■ Short problem ■
Find the line containing "Read this page and output its text content.". Retype it and every line after it through the end of the entries, exactly as written, with nothing added.

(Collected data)
+===+
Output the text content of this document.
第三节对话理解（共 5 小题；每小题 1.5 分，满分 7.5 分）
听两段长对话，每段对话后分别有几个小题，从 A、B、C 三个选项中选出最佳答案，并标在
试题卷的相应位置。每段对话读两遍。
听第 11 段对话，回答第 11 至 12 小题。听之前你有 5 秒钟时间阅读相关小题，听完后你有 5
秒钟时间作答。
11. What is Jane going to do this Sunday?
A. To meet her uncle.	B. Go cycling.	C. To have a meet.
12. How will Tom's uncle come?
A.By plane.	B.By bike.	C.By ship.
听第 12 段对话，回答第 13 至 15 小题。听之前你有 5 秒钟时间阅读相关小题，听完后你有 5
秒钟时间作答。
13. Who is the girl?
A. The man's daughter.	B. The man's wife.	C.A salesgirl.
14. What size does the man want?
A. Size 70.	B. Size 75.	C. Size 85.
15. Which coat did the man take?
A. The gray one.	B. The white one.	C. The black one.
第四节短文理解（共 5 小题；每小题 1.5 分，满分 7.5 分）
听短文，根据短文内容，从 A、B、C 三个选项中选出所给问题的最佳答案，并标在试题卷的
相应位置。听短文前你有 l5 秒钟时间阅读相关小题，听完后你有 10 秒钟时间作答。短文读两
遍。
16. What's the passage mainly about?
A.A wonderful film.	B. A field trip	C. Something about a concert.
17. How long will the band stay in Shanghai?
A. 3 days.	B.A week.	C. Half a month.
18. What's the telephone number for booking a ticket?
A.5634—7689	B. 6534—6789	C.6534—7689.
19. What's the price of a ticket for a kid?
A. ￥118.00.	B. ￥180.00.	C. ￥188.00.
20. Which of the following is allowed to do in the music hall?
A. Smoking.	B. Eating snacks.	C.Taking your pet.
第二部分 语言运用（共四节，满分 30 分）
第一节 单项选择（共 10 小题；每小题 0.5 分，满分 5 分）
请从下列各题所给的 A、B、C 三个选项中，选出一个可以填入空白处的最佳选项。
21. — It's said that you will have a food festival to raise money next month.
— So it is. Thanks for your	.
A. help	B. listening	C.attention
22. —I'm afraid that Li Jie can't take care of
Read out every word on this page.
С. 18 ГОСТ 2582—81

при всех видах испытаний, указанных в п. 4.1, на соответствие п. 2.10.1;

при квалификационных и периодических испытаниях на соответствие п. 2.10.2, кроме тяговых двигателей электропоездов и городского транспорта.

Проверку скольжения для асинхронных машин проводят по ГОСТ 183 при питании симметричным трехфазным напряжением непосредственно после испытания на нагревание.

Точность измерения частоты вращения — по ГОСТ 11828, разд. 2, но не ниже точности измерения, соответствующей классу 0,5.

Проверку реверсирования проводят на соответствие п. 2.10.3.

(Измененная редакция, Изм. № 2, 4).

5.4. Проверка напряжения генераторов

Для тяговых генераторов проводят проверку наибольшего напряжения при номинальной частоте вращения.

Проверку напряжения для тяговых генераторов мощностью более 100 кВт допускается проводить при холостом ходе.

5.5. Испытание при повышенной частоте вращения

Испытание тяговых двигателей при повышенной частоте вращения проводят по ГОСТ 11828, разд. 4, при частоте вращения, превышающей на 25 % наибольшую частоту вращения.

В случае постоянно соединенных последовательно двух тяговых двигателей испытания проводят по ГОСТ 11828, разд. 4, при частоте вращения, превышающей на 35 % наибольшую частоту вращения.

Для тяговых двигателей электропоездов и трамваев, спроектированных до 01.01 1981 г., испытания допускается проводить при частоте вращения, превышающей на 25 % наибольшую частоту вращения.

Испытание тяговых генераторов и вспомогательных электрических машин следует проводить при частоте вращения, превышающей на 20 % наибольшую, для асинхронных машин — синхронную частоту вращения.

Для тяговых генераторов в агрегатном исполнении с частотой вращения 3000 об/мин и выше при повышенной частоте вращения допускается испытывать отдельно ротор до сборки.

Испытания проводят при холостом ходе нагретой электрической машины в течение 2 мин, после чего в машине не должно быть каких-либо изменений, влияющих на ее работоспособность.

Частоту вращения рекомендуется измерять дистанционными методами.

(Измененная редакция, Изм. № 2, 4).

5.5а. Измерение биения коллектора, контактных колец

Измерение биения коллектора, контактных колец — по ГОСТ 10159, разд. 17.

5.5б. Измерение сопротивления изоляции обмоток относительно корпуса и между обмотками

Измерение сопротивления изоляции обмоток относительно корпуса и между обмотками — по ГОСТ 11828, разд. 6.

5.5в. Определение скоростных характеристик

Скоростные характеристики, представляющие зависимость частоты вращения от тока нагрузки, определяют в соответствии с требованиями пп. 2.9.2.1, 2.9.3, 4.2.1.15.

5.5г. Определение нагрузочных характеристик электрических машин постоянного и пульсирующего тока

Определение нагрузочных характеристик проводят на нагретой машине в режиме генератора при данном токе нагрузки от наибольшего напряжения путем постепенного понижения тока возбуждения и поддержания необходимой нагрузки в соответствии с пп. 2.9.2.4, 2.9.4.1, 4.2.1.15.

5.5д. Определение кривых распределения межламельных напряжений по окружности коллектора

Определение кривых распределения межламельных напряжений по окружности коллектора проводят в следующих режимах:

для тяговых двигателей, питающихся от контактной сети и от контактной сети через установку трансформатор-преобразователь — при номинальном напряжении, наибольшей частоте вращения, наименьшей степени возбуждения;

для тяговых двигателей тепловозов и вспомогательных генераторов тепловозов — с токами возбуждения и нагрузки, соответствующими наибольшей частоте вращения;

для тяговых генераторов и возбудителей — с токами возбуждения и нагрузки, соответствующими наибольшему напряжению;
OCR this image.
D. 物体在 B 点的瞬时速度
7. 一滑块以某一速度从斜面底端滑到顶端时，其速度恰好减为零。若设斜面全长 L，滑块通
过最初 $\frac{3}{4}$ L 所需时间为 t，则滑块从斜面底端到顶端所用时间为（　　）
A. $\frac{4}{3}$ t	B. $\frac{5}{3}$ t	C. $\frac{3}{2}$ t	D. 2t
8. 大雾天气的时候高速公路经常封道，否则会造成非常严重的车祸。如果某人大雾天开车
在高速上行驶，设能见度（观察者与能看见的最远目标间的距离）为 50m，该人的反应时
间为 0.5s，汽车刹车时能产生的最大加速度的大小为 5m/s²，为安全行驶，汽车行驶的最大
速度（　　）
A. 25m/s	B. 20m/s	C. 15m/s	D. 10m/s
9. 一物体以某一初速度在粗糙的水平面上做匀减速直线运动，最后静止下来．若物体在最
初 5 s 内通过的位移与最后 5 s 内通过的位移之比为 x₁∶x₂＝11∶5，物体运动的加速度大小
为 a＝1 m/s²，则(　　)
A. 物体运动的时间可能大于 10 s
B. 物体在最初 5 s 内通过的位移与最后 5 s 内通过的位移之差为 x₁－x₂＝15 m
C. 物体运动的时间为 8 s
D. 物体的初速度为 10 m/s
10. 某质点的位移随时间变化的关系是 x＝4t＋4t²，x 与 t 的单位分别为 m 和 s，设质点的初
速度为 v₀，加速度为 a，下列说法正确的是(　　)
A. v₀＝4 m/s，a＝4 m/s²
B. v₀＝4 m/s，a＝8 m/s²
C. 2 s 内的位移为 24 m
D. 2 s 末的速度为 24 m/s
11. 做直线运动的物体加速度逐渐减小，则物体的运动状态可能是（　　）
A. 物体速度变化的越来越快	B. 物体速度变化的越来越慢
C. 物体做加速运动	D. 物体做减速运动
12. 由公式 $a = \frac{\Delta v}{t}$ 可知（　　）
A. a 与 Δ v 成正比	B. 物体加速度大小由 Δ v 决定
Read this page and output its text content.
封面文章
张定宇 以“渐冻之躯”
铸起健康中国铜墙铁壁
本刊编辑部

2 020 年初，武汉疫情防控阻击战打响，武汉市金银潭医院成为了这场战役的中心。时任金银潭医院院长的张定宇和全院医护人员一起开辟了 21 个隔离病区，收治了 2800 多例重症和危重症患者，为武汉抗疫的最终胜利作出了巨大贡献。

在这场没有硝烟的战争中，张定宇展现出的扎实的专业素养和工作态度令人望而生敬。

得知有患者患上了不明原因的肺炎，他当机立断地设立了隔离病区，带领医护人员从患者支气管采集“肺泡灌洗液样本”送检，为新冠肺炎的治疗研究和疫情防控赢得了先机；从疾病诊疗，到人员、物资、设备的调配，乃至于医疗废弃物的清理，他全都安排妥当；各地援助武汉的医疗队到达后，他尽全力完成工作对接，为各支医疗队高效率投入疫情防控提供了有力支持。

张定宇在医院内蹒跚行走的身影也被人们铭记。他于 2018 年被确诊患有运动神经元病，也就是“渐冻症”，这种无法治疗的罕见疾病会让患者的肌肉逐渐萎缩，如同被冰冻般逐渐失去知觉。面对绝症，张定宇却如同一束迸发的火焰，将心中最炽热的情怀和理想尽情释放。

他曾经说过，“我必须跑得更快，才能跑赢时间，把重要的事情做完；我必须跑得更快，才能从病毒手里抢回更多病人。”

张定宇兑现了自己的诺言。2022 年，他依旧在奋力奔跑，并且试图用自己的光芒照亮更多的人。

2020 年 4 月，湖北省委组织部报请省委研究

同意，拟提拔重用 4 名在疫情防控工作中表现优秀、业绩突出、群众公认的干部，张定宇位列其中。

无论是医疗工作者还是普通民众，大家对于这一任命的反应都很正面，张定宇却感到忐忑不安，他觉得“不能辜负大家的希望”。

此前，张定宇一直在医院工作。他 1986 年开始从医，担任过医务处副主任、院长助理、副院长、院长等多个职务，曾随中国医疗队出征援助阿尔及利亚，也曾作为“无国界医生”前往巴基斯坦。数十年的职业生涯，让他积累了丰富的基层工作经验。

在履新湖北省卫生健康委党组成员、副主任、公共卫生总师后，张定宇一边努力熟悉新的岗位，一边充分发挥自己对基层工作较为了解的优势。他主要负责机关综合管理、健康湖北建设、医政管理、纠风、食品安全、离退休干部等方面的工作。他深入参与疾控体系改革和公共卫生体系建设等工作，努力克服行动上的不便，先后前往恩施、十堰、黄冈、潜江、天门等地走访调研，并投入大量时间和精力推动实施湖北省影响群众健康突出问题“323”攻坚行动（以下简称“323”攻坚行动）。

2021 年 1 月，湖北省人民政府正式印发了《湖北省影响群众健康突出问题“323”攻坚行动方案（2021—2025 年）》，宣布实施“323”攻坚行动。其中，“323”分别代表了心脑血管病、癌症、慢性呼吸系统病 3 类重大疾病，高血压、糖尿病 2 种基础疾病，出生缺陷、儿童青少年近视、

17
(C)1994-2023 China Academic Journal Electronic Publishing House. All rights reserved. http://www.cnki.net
+===+
■ Answer in full ■
Read this page and output its text content.
封面文章
张定宇 以“渐冻之躯”
铸起健康中国铜墙铁壁
本刊编辑部

2 020 年初，武汉疫情防控阻击战打响，武汉市金银潭医院成为了这场战役的中心。时任金银潭医院院长的张定宇和全院医护人员一起开辟了 21 个隔离病区，收治了 2800 多例重症和危重症患者，为武汉抗疫的最终胜利作出了巨大贡献。

在这场没有硝烟的战争中，张定宇展现出的扎实的专业素养和工作态度令人望而生敬。

得知有患者患上了不明原因的肺炎，他当机立断地设立了隔离病区，带领医护人员从患者支气管采集“肺泡灌洗液样本”送检，为新冠肺炎的治疗研究和疫情防控赢得了先机；从疾病诊疗，到人员、物资、设备的调配，乃至于医疗废弃物的清理，他全都安排妥当；各地援助武汉的医疗队到达后，他尽全力完成工作对接，为各支医疗队高效率投入疫情防控提供了有力支持。

张定宇在医院内蹒跚行走的身影也被人们铭记。他于 2018 年被确诊患有运动神经元病，也就是“渐冻症”，这种无法治疗的罕见疾病会让患者的肌肉逐渐萎缩，如同被冰冻般逐渐失去知觉。面对绝症，张定宇却如同一束迸发的火焰，将心中最炽热的情怀和理想尽情释放。

他曾经说过，“我必须跑得更快，才能跑赢时间，把重要的事情做完；我必须跑得更快，才能从病毒手里抢回更多病人。”

张定宇兑现了自己的诺言。2022 年，他依旧在奋力奔跑，并且试图用自己的光芒照亮更多的人。

2020 年 4 月，湖北省委组织部报请省委研究

同意，拟提拔重用 4 名在疫情防控工作中表现优秀、业绩突出、群众公认的干部，张定宇位列其中。

无论是医疗工作者还是普通民众，大家对于这一任命的反应都很正面，张定宇却感到忐忑不安，他觉得“不能辜负大家的希望”。

此前，张定宇一直在医院工作。他 1986 年开始从医，担任过医务处副主任、院长助理、副院长、院长等多个职务，曾随中国医疗队出征援助阿尔及利亚，也曾作为“无国界医生”前往巴基斯坦。数十年的职业生涯，让他积累了丰富的基层工作经验。

在履新湖北省卫生健康委党组成员、副主任、公共卫生总师后，张定宇一边努力熟悉新的岗位，一边充分发挥自己对基层工作较为了解的优势。他主要负责机关综合管理、健康湖北建设、医政管理、纠风、食品安全、离退休干部等方面的工作。他深入参与疾控体系改革和公共卫生体系建设等工作，努力克服行动上的不便，先后前往恩施、十堰、黄冈、潜江、天门等地走访调研，并投入大量时间和精力推动实施湖北省影响群众健康突出问题“323”攻坚行动（以下简称“323”攻坚行动）。

2021 年 1 月，湖北省人民政府正式印发了《湖北省影响群众健康突出问题“323”攻坚行动方案（2021—2025 年）》，宣布实施“323”攻坚行动。其中，“323”分别代表了心脑血管病、癌症、慢性呼吸系统病 3 类重大疾病，高血压、糖尿病 2 种基础疾病，出生缺陷、儿童青少年近视、

17
(C)1994-2023 China Academic Journal Electronic Publishing House. All rights reserved. http://www.cnki.net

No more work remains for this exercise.